→ **BRIEF**
Word for word, transcribe the lines below and drop the pictures.

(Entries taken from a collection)
-=-=-

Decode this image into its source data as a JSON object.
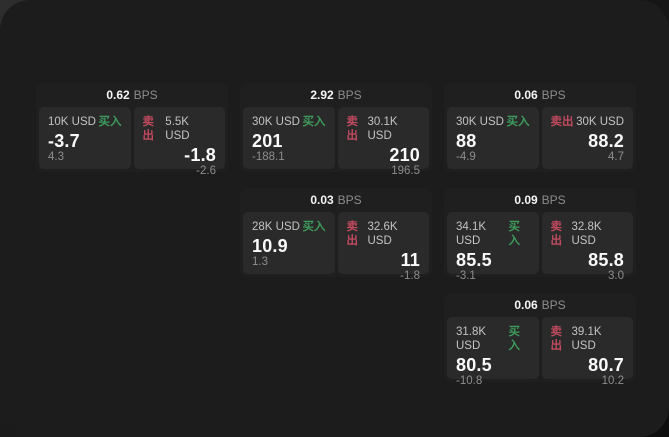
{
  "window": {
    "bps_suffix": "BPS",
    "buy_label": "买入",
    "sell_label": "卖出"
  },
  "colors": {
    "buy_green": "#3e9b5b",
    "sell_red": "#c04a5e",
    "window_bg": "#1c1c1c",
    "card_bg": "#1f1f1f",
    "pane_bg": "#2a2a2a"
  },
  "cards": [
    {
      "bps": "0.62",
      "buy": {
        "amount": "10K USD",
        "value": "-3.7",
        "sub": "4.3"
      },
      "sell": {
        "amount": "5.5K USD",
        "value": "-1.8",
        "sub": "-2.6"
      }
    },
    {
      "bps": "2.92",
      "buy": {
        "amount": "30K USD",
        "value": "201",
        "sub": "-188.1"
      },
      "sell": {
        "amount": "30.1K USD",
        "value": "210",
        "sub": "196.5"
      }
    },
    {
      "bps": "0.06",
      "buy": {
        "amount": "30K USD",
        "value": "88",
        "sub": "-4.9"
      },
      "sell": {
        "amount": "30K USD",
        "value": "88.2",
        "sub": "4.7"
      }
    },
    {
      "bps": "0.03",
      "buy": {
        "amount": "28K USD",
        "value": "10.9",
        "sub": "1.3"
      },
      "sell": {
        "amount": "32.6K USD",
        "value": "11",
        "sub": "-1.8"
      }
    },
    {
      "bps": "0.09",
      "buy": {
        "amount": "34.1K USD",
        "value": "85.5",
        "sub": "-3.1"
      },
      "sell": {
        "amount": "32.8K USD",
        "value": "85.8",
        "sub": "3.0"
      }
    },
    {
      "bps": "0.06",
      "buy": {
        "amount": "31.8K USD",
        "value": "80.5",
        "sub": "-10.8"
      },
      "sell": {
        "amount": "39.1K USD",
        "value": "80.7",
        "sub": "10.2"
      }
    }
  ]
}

-=-=-

→ **SOLUTION FOR THIS TASK**
Decode this image into its source data as a JSON object.
{
  "window": {
    "bps_suffix": "BPS",
    "buy_label": "买入",
    "sell_label": "卖出"
  },
  "colors": {
    "buy_green": "#3e9b5b",
    "sell_red": "#c04a5e",
    "window_bg": "#1c1c1c",
    "card_bg": "#1f1f1f",
    "pane_bg": "#2a2a2a"
  },
  "cards": [
    {
      "bps": "0.62",
      "buy": {
        "amount": "10K USD",
        "value": "-3.7",
        "sub": "4.3"
      },
      "sell": {
        "amount": "5.5K USD",
        "value": "-1.8",
        "sub": "-2.6"
      }
    },
    {
      "bps": "2.92",
      "buy": {
        "amount": "30K USD",
        "value": "201",
        "sub": "-188.1"
      },
      "sell": {
        "amount": "30.1K USD",
        "value": "210",
        "sub": "196.5"
      }
    },
    {
      "bps": "0.06",
      "buy": {
        "amount": "30K USD",
        "value": "88",
        "sub": "-4.9"
      },
      "sell": {
        "amount": "30K USD",
        "value": "88.2",
        "sub": "4.7"
      }
    },
    {
      "bps": "0.03",
      "buy": {
        "amount": "28K USD",
        "value": "10.9",
        "sub": "1.3"
      },
      "sell": {
        "amount": "32.6K USD",
        "value": "11",
        "sub": "-1.8"
      }
    },
    {
      "bps": "0.09",
      "buy": {
        "amount": "34.1K USD",
        "value": "85.5",
        "sub": "-3.1"
      },
      "sell": {
        "amount": "32.8K USD",
        "value": "85.8",
        "sub": "3.0"
      }
    },
    {
      "bps": "0.06",
      "buy": {
        "amount": "31.8K USD",
        "value": "80.5",
        "sub": "-10.8"
      },
      "sell": {
        "amount": "39.1K USD",
        "value": "80.7",
        "sub": "10.2"
      }
    }
  ]
}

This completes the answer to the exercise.